▶ _DATASET CONTENT_
^^^^^^^^^^^^^^^^

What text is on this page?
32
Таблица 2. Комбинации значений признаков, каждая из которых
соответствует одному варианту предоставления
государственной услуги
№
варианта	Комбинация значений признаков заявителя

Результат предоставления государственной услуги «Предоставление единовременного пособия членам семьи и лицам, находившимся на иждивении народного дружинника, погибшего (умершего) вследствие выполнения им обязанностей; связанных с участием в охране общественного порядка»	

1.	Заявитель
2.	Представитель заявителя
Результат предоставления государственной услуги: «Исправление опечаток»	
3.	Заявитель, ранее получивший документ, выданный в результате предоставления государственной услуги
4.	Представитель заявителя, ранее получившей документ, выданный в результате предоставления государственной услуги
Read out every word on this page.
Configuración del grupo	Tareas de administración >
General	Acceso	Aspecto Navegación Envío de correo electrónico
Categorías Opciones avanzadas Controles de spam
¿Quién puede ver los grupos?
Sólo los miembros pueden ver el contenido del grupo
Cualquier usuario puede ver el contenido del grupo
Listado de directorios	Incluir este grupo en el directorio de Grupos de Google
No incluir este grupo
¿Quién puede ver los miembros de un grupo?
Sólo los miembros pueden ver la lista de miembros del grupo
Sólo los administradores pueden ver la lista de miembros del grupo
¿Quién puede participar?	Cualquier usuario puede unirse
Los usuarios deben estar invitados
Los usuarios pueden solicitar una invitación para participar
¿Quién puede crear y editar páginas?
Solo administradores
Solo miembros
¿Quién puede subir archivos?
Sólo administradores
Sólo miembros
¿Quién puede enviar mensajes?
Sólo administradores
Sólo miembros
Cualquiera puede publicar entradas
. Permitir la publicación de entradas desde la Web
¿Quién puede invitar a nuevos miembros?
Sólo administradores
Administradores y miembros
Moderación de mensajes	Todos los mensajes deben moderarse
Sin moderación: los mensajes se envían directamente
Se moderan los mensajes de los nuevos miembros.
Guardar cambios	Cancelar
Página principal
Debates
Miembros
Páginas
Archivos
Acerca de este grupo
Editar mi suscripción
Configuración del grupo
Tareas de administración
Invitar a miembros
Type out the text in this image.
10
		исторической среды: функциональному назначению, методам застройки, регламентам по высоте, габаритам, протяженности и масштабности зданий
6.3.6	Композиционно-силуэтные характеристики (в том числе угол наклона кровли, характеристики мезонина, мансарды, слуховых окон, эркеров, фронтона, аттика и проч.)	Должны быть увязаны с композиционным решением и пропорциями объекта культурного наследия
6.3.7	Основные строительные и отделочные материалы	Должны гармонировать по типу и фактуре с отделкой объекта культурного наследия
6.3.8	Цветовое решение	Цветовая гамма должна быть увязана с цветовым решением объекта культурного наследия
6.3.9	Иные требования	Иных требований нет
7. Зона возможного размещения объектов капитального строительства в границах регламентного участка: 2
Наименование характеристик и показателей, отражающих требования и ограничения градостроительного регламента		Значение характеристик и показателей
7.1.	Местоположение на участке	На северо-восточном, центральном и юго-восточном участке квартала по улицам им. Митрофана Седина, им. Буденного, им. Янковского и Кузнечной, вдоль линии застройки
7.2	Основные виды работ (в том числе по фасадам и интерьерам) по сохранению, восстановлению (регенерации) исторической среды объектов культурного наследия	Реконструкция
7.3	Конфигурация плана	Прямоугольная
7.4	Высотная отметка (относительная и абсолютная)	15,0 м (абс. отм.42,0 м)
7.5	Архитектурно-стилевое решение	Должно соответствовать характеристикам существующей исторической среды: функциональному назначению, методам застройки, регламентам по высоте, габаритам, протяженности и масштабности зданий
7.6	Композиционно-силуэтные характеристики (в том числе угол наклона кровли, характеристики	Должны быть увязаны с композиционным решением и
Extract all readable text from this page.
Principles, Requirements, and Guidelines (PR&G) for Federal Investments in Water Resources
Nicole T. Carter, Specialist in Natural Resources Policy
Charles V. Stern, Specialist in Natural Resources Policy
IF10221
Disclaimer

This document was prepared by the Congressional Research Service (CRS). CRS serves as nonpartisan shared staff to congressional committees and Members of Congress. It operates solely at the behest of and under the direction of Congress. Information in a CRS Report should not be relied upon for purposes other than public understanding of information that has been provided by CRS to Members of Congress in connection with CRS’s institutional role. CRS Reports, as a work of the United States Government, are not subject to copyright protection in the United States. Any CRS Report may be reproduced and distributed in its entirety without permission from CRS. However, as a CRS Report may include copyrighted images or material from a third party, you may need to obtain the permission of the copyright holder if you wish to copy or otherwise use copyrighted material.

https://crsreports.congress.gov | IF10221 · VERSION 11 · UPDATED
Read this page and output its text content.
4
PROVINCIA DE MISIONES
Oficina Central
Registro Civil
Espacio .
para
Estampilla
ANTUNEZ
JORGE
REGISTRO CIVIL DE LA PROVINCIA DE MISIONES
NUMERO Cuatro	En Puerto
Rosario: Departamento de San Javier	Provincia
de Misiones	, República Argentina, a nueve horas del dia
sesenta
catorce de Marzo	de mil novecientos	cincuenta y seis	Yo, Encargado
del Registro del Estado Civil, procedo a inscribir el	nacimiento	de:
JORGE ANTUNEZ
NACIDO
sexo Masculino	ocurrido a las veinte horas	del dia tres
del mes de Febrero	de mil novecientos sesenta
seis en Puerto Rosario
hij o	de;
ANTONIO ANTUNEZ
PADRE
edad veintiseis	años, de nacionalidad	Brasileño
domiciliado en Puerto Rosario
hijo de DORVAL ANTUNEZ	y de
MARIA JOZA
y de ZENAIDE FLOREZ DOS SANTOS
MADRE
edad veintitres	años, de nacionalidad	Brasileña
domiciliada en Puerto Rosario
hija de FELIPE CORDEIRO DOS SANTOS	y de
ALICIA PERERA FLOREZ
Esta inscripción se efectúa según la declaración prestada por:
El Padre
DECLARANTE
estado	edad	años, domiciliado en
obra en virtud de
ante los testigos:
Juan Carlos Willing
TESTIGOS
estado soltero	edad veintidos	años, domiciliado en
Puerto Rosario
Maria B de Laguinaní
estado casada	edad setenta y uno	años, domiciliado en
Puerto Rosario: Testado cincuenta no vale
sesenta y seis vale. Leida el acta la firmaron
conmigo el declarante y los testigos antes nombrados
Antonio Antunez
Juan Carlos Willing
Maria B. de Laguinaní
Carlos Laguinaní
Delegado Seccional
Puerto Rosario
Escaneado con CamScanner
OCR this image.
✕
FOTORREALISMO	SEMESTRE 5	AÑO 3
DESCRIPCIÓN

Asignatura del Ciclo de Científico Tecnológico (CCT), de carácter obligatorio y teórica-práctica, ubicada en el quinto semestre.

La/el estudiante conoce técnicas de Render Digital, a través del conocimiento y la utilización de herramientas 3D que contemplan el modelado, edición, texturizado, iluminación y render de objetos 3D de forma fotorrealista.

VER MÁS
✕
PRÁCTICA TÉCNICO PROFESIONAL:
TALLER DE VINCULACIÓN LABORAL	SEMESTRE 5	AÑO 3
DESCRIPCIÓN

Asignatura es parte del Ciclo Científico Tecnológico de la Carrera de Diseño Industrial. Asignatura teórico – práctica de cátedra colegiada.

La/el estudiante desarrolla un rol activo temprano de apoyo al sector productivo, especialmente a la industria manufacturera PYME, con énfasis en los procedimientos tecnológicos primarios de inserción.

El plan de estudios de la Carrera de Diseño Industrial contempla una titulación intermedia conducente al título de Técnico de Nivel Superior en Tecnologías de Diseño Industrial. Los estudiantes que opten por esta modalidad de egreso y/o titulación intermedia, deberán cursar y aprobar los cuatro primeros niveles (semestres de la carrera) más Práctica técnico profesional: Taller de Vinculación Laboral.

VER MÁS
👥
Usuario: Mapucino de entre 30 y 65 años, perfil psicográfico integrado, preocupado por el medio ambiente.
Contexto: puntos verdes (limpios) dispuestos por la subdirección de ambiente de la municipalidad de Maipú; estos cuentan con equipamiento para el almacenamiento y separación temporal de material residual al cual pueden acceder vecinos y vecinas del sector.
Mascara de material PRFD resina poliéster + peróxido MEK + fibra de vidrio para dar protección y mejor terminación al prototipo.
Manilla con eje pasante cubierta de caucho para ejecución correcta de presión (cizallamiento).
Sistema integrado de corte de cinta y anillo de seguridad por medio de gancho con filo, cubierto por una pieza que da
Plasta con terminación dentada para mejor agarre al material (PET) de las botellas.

^^^^^^^^^^^^^^^^

▶ _PROBLEM_
Pick out all lines from the data above in which the word "Заявитель" appears.

▶ _SOLUTION FOR THIS EXERCISE_
1.	Заявитель
3.	Заявитель, ранее получивший документ, выданный в результате предоставления государственной услуги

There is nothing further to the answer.